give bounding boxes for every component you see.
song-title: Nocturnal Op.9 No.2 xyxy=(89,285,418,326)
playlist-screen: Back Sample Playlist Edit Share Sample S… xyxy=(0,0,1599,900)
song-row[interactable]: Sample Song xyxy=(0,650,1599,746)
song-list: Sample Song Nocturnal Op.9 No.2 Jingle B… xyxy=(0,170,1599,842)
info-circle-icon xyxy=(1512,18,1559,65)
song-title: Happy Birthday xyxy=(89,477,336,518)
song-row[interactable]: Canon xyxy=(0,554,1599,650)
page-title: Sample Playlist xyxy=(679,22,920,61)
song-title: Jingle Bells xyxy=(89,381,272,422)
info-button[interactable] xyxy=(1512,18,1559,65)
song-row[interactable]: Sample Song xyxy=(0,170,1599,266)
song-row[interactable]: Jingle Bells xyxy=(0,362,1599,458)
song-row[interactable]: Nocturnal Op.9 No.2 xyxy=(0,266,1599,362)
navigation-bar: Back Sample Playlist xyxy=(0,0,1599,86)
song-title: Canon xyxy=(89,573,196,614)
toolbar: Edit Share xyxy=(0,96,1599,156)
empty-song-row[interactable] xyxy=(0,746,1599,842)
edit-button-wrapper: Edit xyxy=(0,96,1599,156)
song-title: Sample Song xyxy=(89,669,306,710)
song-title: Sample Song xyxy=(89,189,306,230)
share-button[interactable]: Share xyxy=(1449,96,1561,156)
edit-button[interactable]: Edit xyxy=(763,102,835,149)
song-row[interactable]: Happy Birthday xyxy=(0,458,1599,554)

Short exercise —
Count the lines in the data above that contain the string "info", matching case exactly, and reply with the number alone.

Written answer —
2